Texte fourni>
◆ ◆ ◆
Selon une étude menée par l’UFC-Que Choisir, les CEE pèsent sur les finances des ménages et sont inefficaces. L’association demande donc une réforme profonde du dispositif.
Chaque ménage finance les CEE à hauteur de 124 à 244 € par an via ses factures d’électricité et de carburant. L’UFC-Que Choisir craint que ce montant, déjà important, soit à l’avenir en forte augmentation avec le projet gouvernemental de mobiliser plus de CEE pour les rénovations énergétiques. L’association souligne de plus que le dispositif fait l’objet de fraudes massives (50 % pour certaines opérations) et est bien souvent inefficace. Elle estime ainsi que 40 % des CEE ne permettent pas des économies d’énergie directes. Enfin, la multiplicité des opérateurs présents sur le marché, avec chacun des offres et des primes différentes, ne permet pas aux ménages d’avoir une vision claire du coût des travaux et du montant de la prime.
L’UFC-Que Choisir demande donc une réforme en profondeur des CEE afin que le dispositif devienne plus efficace et équitable. Elle demande que son financement ne soit pas seulement assuré par les ménages mais aussi par les autres bénéficiaires comme l’industrie. L’UFC prône également une révision des modalités de calcul des primes CEE pour tenir compte des économies d’énergie réelles directes à l’issue des travaux. Pour plus de transparence, elle demande aussi la mise en place d’un guichet unique pour les aides aux travaux par geste MaPrimeRénov’ et CEE. Enfin, à l’heure où le dispositif CEE est amené à prendre une importance croissante dans la rénovation énergétique des logements, son coût ne doit pas représenter une part toujours plus grande dans les factures des ménages.
◆ ◆ ◆
Données fournies>
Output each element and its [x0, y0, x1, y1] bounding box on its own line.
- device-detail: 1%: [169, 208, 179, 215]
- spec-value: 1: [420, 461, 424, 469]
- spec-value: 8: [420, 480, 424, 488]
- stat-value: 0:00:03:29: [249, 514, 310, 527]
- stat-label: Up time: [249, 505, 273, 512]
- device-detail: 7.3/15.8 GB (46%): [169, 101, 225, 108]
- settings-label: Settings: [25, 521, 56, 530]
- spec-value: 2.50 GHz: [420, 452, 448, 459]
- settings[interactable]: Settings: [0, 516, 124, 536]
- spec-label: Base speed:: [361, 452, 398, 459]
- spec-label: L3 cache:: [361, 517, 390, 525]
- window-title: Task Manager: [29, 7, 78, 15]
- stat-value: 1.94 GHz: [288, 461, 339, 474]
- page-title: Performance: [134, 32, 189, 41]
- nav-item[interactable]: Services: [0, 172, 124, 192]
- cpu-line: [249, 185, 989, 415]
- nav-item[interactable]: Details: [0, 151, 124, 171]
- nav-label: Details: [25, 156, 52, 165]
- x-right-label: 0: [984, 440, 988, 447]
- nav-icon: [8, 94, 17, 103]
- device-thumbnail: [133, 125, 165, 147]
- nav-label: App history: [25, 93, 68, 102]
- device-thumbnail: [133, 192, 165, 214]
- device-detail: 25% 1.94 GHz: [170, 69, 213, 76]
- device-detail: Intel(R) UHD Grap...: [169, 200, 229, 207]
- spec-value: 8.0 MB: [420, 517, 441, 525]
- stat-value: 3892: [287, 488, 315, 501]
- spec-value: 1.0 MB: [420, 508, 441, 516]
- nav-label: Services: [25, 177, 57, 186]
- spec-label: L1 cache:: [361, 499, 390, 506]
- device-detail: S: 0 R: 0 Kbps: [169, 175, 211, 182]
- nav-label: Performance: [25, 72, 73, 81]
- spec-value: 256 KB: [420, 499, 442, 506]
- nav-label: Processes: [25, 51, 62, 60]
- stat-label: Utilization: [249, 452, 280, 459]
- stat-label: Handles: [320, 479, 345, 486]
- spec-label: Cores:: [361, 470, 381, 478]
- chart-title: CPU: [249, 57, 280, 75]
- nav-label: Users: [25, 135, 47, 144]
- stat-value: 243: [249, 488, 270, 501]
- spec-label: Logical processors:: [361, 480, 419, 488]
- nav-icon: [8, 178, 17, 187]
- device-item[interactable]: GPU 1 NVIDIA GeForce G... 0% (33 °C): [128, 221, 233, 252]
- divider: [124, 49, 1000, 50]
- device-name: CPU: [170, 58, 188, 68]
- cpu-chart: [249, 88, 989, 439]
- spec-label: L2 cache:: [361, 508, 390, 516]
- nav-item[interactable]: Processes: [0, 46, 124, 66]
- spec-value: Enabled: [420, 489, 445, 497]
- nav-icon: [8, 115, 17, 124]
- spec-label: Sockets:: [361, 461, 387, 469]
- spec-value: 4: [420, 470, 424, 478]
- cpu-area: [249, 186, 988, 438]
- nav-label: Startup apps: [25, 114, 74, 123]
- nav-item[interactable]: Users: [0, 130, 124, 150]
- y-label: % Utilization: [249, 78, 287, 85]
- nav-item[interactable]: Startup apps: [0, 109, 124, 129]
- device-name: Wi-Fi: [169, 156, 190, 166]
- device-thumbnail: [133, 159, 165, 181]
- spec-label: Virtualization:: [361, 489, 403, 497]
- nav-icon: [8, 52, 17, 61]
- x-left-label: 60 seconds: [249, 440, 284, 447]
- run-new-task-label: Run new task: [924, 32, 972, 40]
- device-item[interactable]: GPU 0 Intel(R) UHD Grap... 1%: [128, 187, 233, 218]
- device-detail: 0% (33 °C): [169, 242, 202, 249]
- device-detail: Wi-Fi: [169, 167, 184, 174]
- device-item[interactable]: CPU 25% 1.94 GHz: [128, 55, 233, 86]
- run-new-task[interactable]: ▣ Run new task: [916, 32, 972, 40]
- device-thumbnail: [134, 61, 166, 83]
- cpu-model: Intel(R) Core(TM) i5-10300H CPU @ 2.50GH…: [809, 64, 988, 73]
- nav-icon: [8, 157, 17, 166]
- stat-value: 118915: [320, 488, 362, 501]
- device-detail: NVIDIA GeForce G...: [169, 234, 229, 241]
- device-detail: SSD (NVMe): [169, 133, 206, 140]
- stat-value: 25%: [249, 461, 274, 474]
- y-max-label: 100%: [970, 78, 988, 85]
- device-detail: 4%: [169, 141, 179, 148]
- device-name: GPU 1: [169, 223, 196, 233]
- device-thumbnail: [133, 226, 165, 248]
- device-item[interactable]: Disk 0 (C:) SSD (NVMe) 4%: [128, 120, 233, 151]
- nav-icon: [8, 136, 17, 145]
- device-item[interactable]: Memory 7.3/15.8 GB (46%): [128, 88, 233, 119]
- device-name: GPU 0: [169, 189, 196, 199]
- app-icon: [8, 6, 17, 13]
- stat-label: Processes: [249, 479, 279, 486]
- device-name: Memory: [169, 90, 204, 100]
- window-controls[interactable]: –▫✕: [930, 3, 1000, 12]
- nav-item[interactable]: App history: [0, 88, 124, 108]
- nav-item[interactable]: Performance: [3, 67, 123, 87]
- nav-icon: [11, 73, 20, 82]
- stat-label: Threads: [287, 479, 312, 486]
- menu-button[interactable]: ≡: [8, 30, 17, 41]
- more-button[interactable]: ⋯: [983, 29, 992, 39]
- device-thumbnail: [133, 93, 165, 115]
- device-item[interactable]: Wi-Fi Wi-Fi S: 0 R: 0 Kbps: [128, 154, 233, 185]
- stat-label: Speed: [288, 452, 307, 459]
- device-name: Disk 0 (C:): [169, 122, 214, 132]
◆ ◆ ◆
D'après le texte fourni sur les CEE, quel montant annuel chaque ménage consacre-t-il au financement du dispositif ? Les enregistrements forment un matériau distinct du texte fourni.

Corrigé> De 124 à 244 € par an, par le biais de ses factures d'électricité et de carburant.